* Begin MATERIAL FOR THIS TASK *
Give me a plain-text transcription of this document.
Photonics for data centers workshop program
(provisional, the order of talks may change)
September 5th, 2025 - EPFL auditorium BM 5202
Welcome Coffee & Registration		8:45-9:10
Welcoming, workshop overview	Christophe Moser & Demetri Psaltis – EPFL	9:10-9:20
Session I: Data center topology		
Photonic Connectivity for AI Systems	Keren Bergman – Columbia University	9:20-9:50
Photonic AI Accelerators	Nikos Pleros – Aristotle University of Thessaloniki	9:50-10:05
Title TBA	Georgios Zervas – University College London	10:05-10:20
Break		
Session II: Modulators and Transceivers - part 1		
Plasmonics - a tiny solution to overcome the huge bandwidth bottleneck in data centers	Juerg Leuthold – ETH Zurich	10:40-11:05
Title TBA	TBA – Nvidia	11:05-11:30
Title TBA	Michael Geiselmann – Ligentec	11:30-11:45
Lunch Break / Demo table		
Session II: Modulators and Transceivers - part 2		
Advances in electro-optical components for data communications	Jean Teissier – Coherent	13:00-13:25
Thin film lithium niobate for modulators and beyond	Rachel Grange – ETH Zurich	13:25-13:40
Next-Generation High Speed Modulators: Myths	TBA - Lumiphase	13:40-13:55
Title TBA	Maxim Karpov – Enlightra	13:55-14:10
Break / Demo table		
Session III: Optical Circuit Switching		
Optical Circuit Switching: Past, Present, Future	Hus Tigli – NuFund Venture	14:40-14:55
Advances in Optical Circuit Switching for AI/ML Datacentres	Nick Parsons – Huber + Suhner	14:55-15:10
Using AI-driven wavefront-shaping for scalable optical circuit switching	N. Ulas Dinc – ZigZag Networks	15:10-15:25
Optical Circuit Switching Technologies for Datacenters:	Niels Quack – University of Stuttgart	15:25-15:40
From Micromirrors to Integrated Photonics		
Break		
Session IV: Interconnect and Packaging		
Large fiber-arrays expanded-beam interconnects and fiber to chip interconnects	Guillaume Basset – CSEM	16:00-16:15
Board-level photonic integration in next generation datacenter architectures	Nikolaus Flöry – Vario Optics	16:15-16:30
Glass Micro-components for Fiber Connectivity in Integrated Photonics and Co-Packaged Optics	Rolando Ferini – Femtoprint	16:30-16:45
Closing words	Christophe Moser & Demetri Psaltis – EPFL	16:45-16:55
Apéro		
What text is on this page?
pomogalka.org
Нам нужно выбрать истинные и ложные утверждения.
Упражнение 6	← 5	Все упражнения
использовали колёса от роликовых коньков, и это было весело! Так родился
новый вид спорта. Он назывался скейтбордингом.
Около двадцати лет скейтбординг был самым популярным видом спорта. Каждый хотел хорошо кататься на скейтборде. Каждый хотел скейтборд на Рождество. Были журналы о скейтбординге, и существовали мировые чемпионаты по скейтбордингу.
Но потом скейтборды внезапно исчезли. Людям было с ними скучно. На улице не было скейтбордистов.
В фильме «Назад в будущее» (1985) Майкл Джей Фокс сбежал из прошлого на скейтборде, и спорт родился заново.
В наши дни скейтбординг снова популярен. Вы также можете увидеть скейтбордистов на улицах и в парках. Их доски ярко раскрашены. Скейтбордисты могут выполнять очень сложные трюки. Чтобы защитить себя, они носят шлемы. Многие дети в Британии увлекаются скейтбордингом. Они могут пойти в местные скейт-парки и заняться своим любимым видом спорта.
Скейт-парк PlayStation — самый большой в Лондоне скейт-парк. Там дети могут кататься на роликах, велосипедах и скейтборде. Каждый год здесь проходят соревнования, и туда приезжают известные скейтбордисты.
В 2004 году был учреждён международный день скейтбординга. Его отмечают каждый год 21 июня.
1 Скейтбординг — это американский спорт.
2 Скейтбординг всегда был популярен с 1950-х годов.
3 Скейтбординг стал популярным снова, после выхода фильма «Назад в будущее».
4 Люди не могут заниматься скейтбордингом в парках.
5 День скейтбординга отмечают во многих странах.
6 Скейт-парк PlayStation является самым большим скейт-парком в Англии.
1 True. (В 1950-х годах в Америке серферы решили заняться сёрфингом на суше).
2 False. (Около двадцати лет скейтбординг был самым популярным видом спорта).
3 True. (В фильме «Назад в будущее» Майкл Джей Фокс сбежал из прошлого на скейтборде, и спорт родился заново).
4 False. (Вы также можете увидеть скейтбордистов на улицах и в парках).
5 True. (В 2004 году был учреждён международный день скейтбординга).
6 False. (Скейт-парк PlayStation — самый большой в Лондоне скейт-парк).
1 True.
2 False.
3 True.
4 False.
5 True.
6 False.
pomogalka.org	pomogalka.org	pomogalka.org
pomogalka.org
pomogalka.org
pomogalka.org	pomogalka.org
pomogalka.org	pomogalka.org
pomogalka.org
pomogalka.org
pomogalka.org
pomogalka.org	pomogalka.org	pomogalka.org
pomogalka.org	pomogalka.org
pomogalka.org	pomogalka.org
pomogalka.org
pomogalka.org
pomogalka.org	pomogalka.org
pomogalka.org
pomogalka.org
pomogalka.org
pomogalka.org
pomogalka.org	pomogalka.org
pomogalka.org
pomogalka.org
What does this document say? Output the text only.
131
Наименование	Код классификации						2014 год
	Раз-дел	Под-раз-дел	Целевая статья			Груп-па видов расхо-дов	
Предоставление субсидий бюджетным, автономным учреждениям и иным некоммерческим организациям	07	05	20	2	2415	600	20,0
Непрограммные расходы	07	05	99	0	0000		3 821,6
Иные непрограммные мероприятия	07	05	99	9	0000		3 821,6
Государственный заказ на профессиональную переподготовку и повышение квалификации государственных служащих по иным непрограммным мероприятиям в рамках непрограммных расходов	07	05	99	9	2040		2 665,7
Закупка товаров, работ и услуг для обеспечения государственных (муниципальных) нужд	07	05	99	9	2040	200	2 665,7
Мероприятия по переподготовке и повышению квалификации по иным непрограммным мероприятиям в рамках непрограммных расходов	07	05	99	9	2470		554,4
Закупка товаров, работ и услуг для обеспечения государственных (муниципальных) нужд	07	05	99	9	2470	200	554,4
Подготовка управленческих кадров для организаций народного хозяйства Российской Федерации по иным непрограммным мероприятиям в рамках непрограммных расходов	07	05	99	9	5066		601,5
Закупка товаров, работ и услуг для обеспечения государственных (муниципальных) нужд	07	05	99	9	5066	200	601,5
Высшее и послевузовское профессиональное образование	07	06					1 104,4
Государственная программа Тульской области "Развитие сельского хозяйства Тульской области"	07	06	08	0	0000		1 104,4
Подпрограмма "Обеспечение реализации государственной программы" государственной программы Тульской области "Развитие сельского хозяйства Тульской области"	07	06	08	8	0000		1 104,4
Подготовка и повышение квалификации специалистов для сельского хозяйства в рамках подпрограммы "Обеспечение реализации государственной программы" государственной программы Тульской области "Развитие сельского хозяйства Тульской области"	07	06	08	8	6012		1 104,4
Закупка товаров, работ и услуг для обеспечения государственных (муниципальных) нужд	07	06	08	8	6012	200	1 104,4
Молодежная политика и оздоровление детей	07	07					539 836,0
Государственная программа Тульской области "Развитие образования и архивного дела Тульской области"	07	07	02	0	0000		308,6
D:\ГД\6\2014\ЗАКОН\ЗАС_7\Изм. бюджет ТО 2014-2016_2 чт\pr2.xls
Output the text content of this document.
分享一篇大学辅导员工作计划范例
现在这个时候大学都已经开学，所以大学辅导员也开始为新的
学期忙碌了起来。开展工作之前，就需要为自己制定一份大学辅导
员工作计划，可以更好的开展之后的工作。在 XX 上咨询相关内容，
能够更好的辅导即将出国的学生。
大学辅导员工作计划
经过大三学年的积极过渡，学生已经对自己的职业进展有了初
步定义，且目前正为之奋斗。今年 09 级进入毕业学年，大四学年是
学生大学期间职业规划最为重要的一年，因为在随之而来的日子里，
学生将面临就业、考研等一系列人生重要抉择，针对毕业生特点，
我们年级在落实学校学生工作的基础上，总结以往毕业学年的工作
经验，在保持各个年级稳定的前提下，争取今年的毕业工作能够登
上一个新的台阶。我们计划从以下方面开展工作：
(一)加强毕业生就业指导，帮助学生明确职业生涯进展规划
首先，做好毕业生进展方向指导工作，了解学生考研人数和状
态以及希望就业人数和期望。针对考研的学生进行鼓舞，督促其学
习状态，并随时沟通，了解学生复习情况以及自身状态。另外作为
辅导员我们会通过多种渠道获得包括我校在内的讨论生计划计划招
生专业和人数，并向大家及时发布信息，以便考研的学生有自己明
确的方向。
* End MATERIAL FOR THIS TASK *
◆ WORK TO DO
Work out how many lines above contain the word "Подготовка". Give only the number.

◆ PROBLEM SOLUTION
2